Stated problem:
Continue the mailing-list reply below about running ecasound directly on ALSA devices, picking up after its last sentence.

──────── Source document

Re: [ecasound] schedule effects

From: Kai Vehmanen <kvehmanen@email-addr-hidden>
Date: Thu Jun 04 2009 - 00:54:13 EEST

Hi,

On Wed, 3 Jun 2009, laurent schwartz wrote:
> I tried the following line to process recording input and, unfortunately, it freezes my computer ...
> ecasound  \
>  -a:1,2 -i alsahw,1,0,0
>  -a:1 -ea:100 -klg:1,0,100,5,0,1,5,1,5.67,0,30.67,0,31,1\
>  -a:2 -etd:250,2,2,50,50 -ea:200 -klg:1,0,100,5,0,0,18,0,18.67,1,25.67,1,26,0\
>  -a:all -o alsahw,1,0,0
[...]
> When i kill pulseaudio and i use alsahw,0,0,0 instead it works fine

if you want ecasound to access ALSA directly ("alsa,hw", "alsahw" et al),
you must stop audio servers - like Pulseaudio and JACK - that take
exclusive ownership of the audio devices. Then above command shoudl work.

────────────────
──────── Data provided

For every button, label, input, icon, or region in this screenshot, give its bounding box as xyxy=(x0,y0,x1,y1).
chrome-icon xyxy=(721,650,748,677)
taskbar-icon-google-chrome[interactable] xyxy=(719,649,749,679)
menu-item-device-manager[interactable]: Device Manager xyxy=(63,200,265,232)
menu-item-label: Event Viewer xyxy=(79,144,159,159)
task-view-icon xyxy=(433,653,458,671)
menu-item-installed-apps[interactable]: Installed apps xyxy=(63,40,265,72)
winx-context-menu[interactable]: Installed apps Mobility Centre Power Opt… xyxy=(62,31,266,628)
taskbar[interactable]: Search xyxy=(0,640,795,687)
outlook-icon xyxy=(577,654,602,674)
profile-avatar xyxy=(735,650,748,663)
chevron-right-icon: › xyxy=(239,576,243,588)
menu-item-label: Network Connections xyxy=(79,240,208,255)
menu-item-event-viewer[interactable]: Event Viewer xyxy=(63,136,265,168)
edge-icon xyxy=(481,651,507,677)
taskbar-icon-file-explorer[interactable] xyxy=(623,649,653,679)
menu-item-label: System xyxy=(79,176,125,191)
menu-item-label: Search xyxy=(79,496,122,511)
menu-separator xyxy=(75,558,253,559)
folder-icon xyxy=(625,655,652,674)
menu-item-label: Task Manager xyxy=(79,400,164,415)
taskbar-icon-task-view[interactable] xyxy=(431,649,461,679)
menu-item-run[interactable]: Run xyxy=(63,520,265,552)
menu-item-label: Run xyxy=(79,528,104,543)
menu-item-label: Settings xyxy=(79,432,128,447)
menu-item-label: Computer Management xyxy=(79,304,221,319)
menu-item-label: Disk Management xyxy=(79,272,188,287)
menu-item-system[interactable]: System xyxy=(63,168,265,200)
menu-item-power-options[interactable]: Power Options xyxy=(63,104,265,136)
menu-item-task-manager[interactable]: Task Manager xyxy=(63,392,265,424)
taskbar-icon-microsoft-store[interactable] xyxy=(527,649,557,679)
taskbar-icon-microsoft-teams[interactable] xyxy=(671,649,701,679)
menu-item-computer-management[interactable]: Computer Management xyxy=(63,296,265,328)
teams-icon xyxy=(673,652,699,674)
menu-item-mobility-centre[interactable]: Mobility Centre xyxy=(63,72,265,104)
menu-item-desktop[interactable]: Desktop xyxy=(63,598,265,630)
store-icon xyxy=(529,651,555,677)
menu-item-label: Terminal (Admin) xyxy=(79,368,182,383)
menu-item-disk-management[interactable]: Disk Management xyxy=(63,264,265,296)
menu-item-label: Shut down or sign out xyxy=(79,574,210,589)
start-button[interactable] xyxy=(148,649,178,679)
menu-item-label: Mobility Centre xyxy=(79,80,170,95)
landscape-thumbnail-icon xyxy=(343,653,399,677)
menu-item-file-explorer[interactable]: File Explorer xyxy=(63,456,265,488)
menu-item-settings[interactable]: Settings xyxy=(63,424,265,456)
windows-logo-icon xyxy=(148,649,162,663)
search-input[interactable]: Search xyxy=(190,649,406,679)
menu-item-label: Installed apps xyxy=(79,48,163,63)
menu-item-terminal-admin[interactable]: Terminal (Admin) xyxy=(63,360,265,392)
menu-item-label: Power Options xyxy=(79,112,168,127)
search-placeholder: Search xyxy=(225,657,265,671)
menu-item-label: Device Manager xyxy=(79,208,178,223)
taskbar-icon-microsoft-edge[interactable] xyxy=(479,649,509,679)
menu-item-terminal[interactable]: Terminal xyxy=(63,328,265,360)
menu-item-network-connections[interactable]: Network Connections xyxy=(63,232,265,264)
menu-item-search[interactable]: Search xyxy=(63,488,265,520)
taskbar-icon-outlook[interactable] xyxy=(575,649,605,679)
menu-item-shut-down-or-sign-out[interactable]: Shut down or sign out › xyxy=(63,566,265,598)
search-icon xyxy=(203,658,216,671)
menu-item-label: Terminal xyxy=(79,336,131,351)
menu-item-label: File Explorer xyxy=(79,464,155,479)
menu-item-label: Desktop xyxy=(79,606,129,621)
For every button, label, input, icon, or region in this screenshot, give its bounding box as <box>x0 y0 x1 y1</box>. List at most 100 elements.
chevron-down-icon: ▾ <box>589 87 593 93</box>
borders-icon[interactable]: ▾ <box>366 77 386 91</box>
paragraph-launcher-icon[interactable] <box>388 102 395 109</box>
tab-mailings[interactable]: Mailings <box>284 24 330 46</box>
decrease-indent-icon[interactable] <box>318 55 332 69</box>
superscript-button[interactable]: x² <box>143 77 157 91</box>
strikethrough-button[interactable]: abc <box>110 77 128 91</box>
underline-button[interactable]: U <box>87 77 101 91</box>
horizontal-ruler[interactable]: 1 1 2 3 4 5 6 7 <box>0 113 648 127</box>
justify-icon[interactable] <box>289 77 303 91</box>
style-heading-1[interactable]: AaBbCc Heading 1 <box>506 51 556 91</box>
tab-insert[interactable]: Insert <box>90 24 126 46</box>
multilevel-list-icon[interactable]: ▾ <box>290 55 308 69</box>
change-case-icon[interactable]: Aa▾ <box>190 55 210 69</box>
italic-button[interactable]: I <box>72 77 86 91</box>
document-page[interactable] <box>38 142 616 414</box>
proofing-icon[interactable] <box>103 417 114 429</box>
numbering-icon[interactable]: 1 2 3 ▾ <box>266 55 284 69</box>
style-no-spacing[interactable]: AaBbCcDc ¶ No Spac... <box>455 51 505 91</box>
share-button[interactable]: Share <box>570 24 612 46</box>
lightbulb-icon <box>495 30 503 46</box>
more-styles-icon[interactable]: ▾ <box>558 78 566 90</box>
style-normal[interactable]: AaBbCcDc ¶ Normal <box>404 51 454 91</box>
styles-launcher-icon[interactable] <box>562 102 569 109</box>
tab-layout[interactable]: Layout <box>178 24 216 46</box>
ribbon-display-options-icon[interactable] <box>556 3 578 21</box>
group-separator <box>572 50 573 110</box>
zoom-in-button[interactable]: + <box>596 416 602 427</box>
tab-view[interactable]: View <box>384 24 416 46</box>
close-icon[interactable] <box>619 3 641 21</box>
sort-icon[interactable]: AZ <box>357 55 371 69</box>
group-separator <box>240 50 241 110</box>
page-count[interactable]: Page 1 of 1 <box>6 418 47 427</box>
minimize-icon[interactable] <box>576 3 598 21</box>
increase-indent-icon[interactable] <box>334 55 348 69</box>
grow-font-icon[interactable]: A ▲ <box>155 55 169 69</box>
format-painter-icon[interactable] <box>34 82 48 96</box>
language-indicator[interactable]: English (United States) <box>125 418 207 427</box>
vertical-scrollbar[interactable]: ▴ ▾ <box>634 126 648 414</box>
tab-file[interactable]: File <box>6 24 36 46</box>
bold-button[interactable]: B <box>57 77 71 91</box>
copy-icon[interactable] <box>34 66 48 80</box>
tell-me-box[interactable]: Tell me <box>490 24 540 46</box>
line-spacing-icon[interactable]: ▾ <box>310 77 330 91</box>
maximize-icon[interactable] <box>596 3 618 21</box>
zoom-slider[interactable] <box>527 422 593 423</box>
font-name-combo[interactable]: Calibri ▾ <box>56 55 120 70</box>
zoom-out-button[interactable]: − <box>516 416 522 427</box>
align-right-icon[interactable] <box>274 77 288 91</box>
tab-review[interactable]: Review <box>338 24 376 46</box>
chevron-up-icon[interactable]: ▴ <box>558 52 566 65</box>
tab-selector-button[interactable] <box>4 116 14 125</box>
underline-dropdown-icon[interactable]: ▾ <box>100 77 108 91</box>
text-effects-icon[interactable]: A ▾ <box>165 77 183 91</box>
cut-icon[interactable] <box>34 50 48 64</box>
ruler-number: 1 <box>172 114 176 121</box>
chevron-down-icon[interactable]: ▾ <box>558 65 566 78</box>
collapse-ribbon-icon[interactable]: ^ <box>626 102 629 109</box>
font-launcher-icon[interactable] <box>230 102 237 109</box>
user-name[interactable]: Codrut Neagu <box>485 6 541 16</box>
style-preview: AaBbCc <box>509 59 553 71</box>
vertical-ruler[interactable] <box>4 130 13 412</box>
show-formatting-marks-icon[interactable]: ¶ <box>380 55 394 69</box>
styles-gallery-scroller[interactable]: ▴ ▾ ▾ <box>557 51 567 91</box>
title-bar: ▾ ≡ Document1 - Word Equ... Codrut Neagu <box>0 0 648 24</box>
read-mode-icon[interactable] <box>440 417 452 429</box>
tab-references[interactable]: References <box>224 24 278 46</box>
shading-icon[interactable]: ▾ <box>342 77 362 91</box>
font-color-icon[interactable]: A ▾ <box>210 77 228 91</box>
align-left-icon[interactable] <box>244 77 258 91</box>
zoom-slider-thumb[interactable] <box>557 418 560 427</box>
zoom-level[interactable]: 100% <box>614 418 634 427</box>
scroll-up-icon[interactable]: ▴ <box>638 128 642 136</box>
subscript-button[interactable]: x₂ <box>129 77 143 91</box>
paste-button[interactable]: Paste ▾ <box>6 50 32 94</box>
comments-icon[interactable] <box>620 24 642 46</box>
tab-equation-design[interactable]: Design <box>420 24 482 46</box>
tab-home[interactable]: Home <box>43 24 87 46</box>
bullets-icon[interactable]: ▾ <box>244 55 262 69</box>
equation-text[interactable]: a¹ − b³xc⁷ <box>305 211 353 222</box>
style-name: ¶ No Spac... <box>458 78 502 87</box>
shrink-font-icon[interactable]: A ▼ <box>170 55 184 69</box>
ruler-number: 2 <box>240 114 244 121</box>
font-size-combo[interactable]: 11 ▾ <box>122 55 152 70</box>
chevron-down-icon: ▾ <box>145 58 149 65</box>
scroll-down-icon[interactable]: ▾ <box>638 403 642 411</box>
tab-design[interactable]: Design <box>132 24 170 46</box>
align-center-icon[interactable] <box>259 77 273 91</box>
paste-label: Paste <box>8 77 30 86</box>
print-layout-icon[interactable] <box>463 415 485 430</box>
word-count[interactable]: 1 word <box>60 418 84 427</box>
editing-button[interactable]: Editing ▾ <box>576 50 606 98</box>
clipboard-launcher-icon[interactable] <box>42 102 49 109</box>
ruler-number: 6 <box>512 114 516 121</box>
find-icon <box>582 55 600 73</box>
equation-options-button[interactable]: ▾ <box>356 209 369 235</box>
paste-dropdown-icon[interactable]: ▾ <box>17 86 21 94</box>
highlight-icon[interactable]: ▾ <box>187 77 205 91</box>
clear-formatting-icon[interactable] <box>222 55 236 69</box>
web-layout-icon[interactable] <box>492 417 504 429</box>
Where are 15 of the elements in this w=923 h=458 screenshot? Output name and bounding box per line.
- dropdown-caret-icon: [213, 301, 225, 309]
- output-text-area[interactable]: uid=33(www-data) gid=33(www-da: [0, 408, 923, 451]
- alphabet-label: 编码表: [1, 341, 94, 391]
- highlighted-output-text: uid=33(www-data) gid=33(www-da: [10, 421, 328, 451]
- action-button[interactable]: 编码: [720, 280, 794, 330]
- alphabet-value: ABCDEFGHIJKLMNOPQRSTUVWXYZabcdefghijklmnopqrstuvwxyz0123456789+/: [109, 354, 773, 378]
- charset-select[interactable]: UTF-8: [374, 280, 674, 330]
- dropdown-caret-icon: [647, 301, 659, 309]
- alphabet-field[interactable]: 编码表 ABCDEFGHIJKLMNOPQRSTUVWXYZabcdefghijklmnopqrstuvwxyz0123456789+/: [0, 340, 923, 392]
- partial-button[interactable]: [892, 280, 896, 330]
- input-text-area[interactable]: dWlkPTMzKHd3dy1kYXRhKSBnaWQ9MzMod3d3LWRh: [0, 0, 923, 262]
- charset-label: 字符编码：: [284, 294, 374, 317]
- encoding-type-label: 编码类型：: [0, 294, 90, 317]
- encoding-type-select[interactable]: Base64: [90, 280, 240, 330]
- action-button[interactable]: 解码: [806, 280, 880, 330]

────────────────

Response to the task:
If it still freezes the computer, then I suspect there is a bug in the
kernel drivers for "alsahw,1" (i.e. whatever is card #1 in your system ->
check "cat /proc/asound/cards").

In theory ecasound should play nicely with "alsa,pulse" (or "alsa,default"
if pulse is set to be the default in ~/asoundrc), but this is not widely
tested yet. There have been many bugs in the ALSA pulseaudio plugin, but
many of them have been fixed in recent releases. If you want to debug this
further, it's probably best to test playback and recording separately with
pulse to figure out what goes wrong. One practical problem can be for
instance scheduling -- if ecasound uses real-scheduing, but pulseaudio
daemon does not, this won't work at all (can freeze the whole computer).
You can disable real-time scheduling with "-r:-1" ecasound option.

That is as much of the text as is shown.